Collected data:
┄┄┄┄┄┄┄┄┄┄

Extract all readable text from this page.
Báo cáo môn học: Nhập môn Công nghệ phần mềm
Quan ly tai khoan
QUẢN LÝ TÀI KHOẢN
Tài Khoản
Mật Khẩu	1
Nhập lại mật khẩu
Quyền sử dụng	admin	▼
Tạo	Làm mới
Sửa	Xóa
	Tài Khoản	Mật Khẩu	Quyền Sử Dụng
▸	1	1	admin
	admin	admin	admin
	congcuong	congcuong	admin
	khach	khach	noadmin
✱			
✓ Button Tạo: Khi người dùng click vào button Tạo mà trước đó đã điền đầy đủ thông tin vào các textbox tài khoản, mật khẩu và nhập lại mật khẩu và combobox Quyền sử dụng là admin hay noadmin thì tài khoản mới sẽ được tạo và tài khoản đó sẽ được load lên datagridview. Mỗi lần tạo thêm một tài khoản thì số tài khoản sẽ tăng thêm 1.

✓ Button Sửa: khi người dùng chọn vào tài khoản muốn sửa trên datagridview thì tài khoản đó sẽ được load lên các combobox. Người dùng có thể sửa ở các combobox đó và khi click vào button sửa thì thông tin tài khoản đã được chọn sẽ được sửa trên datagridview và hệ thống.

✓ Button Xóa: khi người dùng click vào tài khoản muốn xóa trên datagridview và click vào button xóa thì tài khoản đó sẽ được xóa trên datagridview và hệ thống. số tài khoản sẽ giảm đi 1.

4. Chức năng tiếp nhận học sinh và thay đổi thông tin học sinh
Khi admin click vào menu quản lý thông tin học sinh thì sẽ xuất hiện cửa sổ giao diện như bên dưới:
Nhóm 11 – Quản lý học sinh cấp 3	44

┄┄┄┄┄┄┄┄┄┄

Write out the listing once more, matching it exactly.

Extract all readable text from this page.
Báo cáo môn học: Nhập môn Công nghệ phần mềm
Quan ly tai khoan
QUẢN LÝ TÀI KHOẢN
Tài Khoản
Mật Khẩu	1
Nhập lại mật khẩu
Quyền sử dụng	admin	▼
Tạo	Làm mới
Sửa	Xóa
	Tài Khoản	Mật Khẩu	Quyền Sử Dụng
▸	1	1	admin
	admin	admin	admin
	congcuong	congcuong	admin
	khach	khach	noadmin
✱			
✓ Button Tạo: Khi người dùng click vào button Tạo mà trước đó đã điền đầy đủ thông tin vào các textbox tài khoản, mật khẩu và nhập lại mật khẩu và combobox Quyền sử dụng là admin hay noadmin thì tài khoản mới sẽ được tạo và tài khoản đó sẽ được load lên datagridview. Mỗi lần tạo thêm một tài khoản thì số tài khoản sẽ tăng thêm 1.

✓ Button Sửa: khi người dùng chọn vào tài khoản muốn sửa trên datagridview thì tài khoản đó sẽ được load lên các combobox. Người dùng có thể sửa ở các combobox đó và khi click vào button sửa thì thông tin tài khoản đã được chọn sẽ được sửa trên datagridview và hệ thống.

✓ Button Xóa: khi người dùng click vào tài khoản muốn xóa trên datagridview và click vào button xóa thì tài khoản đó sẽ được xóa trên datagridview và hệ thống. số tài khoản sẽ giảm đi 1.

4. Chức năng tiếp nhận học sinh và thay đổi thông tin học sinh
Khi admin click vào menu quản lý thông tin học sinh thì sẽ xuất hiện cửa sổ giao diện như bên dưới:
Nhóm 11 – Quản lý học sinh cấp 3	44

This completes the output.